PROBLEM STATEMENT: Search the material for the word "peněžních" and copy each line that holds it.

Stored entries
------------------------------

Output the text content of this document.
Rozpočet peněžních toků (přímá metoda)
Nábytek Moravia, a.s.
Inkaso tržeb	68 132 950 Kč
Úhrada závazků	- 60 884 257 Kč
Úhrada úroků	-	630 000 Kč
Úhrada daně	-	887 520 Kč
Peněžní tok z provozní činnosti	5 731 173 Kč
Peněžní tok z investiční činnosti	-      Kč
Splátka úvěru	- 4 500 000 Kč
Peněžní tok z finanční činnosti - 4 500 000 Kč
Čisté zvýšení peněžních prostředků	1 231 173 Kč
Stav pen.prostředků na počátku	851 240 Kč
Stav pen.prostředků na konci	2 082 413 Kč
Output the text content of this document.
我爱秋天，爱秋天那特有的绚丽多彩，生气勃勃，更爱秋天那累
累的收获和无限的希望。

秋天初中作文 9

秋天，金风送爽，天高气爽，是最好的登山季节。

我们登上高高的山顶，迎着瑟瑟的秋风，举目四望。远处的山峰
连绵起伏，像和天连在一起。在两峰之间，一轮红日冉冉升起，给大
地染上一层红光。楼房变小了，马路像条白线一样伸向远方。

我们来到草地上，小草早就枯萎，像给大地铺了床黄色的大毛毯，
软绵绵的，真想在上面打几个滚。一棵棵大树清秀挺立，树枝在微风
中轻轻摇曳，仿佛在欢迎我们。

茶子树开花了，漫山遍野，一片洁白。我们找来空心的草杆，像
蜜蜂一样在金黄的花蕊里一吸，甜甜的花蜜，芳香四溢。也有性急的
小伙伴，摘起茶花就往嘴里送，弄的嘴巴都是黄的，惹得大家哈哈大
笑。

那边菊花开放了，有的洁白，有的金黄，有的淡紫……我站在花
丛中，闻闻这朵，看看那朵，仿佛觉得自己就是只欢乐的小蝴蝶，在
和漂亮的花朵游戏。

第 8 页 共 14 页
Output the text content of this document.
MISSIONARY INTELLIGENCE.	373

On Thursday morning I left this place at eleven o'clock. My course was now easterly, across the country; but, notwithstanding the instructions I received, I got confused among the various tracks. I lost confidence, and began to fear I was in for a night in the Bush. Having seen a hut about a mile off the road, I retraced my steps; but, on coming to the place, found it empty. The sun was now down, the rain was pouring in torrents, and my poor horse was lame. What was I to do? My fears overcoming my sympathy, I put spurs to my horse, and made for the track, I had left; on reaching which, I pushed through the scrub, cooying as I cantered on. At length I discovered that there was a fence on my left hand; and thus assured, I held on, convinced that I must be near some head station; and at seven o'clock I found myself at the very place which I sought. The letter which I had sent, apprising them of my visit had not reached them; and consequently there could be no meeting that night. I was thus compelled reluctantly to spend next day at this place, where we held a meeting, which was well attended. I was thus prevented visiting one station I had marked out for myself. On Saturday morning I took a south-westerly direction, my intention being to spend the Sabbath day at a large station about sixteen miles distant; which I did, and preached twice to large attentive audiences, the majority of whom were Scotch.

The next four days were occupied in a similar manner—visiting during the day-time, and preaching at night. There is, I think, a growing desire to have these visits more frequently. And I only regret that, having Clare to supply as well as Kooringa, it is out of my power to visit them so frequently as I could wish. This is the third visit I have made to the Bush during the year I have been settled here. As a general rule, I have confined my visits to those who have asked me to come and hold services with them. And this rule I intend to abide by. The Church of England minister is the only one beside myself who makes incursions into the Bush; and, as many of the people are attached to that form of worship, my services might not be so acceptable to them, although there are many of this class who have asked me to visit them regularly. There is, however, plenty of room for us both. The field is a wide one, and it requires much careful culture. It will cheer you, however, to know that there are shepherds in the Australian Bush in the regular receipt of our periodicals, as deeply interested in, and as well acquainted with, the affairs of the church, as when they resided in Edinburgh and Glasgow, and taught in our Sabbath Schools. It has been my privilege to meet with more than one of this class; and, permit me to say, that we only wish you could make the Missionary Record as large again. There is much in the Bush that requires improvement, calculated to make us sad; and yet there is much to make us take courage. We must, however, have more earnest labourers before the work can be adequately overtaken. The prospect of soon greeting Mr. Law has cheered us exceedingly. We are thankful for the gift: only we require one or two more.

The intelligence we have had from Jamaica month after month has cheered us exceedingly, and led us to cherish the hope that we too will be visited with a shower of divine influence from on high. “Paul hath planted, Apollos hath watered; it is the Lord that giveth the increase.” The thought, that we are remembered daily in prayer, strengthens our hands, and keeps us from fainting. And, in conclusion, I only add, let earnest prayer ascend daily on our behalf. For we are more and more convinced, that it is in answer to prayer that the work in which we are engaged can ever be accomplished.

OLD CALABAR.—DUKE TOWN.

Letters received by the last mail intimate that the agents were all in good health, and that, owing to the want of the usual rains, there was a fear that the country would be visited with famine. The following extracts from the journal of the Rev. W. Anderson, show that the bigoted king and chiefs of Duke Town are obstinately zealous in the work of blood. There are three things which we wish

------------------------------

RESPONSE TO THE EXERCISE:
Rozpočet peněžních toků (přímá metoda)
Čisté zvýšení peněžních prostředků	1 231 173 Kč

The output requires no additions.